WHAT THE TASK ASKS> Transcribe all of the records word for word, but omit the pictures.

** Start PROVIDED RECORDS **

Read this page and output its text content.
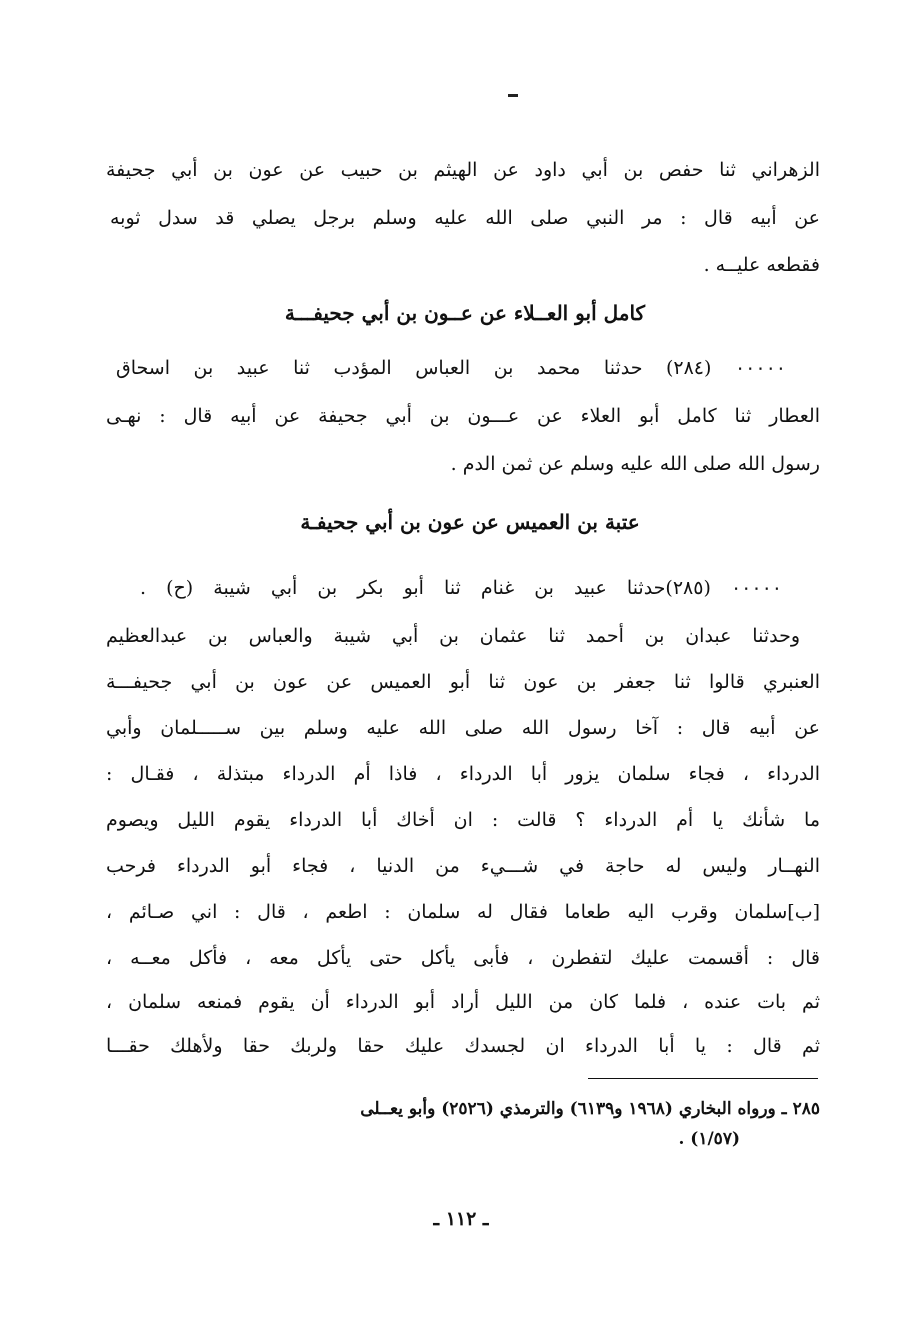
الزهراني ثنا حفص بن أبي داود عن الهيثم بن حبيب عن عون بن أبي جحيفة
عن أبيه قال : مر النبي صلى الله عليه وسلم برجل يصلي قد سدل ثوبه
فقطعه عليــه .
كامل أبو العــلاء عن عــون بن أبي جحيفـــة
٠٠٠٠٠ (٢٨٤) حدثنا محمد بن العباس المؤدب ثنا عبيد بن اسحاق
العطار ثنا كامل أبو العلاء عن عـــون بن أبي جحيفة عن أبيه قال : نهـى
رسول الله صلى الله عليه وسلم عن ثمن الدم .
عتبة بن العميس عن عون بن أبي جحيفـة
٠٠٠٠٠ (٢٨٥)حدثنا عبيد بن غنام ثنا أبو بكر بن أبي شيبة (ح) .
وحدثنا عبدان بن أحمد ثنا عثمان بن أبي شيبة والعباس بن عبدالعظيم
العنبري قالوا ثنا جعفر بن عون ثنا أبو العميس عن عون بن أبي جحيفـــة
عن أبيه قال : آخا رسول الله صلى الله عليه وسلم بين ســـــلمان وأبي
الدرداء ، فجاء سلمان يزور أبا الدرداء ، فاذا أم الدرداء مبتذلة ، فقـال :
ما شأنك يا أم الدرداء ؟ قالت : ان أخاك أبا الدرداء يقوم الليل ويصوم
النهــار وليس له حاجة في شـــيء من الدنيا ، فجاء أبو الدرداء فرحب
[ب]سلمان وقرب اليه طعاما فقال له سلمان : اطعم ، قال : اني صـائم ،
قال : أقسمت عليك لتفطرن ، فأبى يأكل حتى يأكل معه ، فأكل معــه ،
ثم بات عنده ، فلما كان من الليل أراد أبو الدرداء أن يقوم فمنعه سلمان ،
ثم قال : يا أبا الدرداء ان لجسدك عليك حقا ولربك حقا ولأهلك حقـــا
٢٨٥ ـ ورواه البخاري (١٩٦٨ و٦١٣٩) والترمذي (٢٥٢٦) وأبو يعــلى
(١/٥٧) .
ـ ١١٢ ـ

** End PROVIDED RECORDS **

CORRECT RESPONSE>
Read this page and output its text content.
الزهراني ثنا حفص بن أبي داود عن الهيثم بن حبيب عن عون بن أبي جحيفة
عن أبيه قال : مر النبي صلى الله عليه وسلم برجل يصلي قد سدل ثوبه
فقطعه عليــه .
كامل أبو العــلاء عن عــون بن أبي جحيفـــة
٠٠٠٠٠ (٢٨٤) حدثنا محمد بن العباس المؤدب ثنا عبيد بن اسحاق
العطار ثنا كامل أبو العلاء عن عـــون بن أبي جحيفة عن أبيه قال : نهـى
رسول الله صلى الله عليه وسلم عن ثمن الدم .
عتبة بن العميس عن عون بن أبي جحيفـة
٠٠٠٠٠ (٢٨٥)حدثنا عبيد بن غنام ثنا أبو بكر بن أبي شيبة (ح) .
وحدثنا عبدان بن أحمد ثنا عثمان بن أبي شيبة والعباس بن عبدالعظيم
العنبري قالوا ثنا جعفر بن عون ثنا أبو العميس عن عون بن أبي جحيفـــة
عن أبيه قال : آخا رسول الله صلى الله عليه وسلم بين ســـــلمان وأبي
الدرداء ، فجاء سلمان يزور أبا الدرداء ، فاذا أم الدرداء مبتذلة ، فقـال :
ما شأنك يا أم الدرداء ؟ قالت : ان أخاك أبا الدرداء يقوم الليل ويصوم
النهــار وليس له حاجة في شـــيء من الدنيا ، فجاء أبو الدرداء فرحب
[ب]سلمان وقرب اليه طعاما فقال له سلمان : اطعم ، قال : اني صـائم ،
قال : أقسمت عليك لتفطرن ، فأبى يأكل حتى يأكل معه ، فأكل معــه ،
ثم بات عنده ، فلما كان من الليل أراد أبو الدرداء أن يقوم فمنعه سلمان ،
ثم قال : يا أبا الدرداء ان لجسدك عليك حقا ولربك حقا ولأهلك حقـــا
٢٨٥ ـ ورواه البخاري (١٩٦٨ و٦١٣٩) والترمذي (٢٥٢٦) وأبو يعــلى
(١/٥٧) .
ـ ١١٢ ـ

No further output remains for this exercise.